## Begin

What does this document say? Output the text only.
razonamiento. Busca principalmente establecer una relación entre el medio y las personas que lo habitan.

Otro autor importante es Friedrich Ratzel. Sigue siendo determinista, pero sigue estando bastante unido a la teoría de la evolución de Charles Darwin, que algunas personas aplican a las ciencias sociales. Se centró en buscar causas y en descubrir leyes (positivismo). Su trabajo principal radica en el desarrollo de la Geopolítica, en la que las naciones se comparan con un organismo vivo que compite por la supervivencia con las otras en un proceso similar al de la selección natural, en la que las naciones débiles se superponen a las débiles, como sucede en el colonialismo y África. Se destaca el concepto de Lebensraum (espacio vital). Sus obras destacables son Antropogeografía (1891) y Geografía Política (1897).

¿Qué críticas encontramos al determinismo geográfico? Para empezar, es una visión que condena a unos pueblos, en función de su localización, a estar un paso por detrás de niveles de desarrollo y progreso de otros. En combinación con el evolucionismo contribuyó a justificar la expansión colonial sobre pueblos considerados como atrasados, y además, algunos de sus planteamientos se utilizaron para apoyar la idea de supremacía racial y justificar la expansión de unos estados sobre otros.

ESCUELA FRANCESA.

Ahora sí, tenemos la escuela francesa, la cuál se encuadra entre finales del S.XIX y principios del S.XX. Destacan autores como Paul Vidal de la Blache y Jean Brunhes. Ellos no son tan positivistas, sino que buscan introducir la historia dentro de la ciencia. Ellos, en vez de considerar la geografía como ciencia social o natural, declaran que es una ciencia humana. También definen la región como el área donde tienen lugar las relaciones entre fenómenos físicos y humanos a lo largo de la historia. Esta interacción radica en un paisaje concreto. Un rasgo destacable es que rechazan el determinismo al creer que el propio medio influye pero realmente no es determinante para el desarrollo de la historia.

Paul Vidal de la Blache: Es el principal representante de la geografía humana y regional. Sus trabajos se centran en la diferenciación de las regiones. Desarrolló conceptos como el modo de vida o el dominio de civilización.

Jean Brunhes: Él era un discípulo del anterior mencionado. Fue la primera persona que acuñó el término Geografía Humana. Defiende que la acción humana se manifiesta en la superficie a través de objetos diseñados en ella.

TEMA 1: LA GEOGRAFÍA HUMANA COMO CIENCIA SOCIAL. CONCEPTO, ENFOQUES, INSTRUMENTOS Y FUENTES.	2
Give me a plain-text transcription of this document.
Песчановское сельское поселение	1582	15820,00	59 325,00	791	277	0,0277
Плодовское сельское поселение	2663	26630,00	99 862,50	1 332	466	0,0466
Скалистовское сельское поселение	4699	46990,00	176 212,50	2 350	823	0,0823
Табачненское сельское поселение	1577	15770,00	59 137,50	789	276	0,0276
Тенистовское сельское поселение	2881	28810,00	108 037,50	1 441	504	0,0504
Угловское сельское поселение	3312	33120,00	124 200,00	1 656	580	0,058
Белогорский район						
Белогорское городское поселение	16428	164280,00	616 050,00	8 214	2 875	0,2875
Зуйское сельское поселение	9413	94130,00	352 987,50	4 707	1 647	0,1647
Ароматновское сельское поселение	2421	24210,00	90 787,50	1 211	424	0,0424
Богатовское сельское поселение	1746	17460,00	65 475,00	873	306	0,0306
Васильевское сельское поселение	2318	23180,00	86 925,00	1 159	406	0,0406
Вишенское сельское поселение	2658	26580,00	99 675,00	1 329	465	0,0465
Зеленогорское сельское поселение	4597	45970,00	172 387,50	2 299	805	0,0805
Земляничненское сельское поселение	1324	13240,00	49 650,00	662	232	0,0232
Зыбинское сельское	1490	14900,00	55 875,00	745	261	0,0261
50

## End

§ **Exercise description**:
Go through the records and print each one exactly.

§ **Answer for this exercise**:
What does this document say? Output the text only.
razonamiento. Busca principalmente establecer una relación entre el medio y las personas que lo habitan.

Otro autor importante es Friedrich Ratzel. Sigue siendo determinista, pero sigue estando bastante unido a la teoría de la evolución de Charles Darwin, que algunas personas aplican a las ciencias sociales. Se centró en buscar causas y en descubrir leyes (positivismo). Su trabajo principal radica en el desarrollo de la Geopolítica, en la que las naciones se comparan con un organismo vivo que compite por la supervivencia con las otras en un proceso similar al de la selección natural, en la que las naciones débiles se superponen a las débiles, como sucede en el colonialismo y África. Se destaca el concepto de Lebensraum (espacio vital). Sus obras destacables son Antropogeografía (1891) y Geografía Política (1897).

¿Qué críticas encontramos al determinismo geográfico? Para empezar, es una visión que condena a unos pueblos, en función de su localización, a estar un paso por detrás de niveles de desarrollo y progreso de otros. En combinación con el evolucionismo contribuyó a justificar la expansión colonial sobre pueblos considerados como atrasados, y además, algunos de sus planteamientos se utilizaron para apoyar la idea de supremacía racial y justificar la expansión de unos estados sobre otros.

ESCUELA FRANCESA.

Ahora sí, tenemos la escuela francesa, la cuál se encuadra entre finales del S.XIX y principios del S.XX. Destacan autores como Paul Vidal de la Blache y Jean Brunhes. Ellos no son tan positivistas, sino que buscan introducir la historia dentro de la ciencia. Ellos, en vez de considerar la geografía como ciencia social o natural, declaran que es una ciencia humana. También definen la región como el área donde tienen lugar las relaciones entre fenómenos físicos y humanos a lo largo de la historia. Esta interacción radica en un paisaje concreto. Un rasgo destacable es que rechazan el determinismo al creer que el propio medio influye pero realmente no es determinante para el desarrollo de la historia.

Paul Vidal de la Blache: Es el principal representante de la geografía humana y regional. Sus trabajos se centran en la diferenciación de las regiones. Desarrolló conceptos como el modo de vida o el dominio de civilización.

Jean Brunhes: Él era un discípulo del anterior mencionado. Fue la primera persona que acuñó el término Geografía Humana. Defiende que la acción humana se manifiesta en la superficie a través de objetos diseñados en ella.

TEMA 1: LA GEOGRAFÍA HUMANA COMO CIENCIA SOCIAL. CONCEPTO, ENFOQUES, INSTRUMENTOS Y FUENTES.	2
Give me a plain-text transcription of this document.
Песчановское сельское поселение	1582	15820,00	59 325,00	791	277	0,0277
Плодовское сельское поселение	2663	26630,00	99 862,50	1 332	466	0,0466
Скалистовское сельское поселение	4699	46990,00	176 212,50	2 350	823	0,0823
Табачненское сельское поселение	1577	15770,00	59 137,50	789	276	0,0276
Тенистовское сельское поселение	2881	28810,00	108 037,50	1 441	504	0,0504
Угловское сельское поселение	3312	33120,00	124 200,00	1 656	580	0,058
Белогорский район						
Белогорское городское поселение	16428	164280,00	616 050,00	8 214	2 875	0,2875
Зуйское сельское поселение	9413	94130,00	352 987,50	4 707	1 647	0,1647
Ароматновское сельское поселение	2421	24210,00	90 787,50	1 211	424	0,0424
Богатовское сельское поселение	1746	17460,00	65 475,00	873	306	0,0306
Васильевское сельское поселение	2318	23180,00	86 925,00	1 159	406	0,0406
Вишенское сельское поселение	2658	26580,00	99 675,00	1 329	465	0,0465
Зеленогорское сельское поселение	4597	45970,00	172 387,50	2 299	805	0,0805
Земляничненское сельское поселение	1324	13240,00	49 650,00	662	232	0,0232
Зыбинское сельское	1490	14900,00	55 875,00	745	261	0,0261
50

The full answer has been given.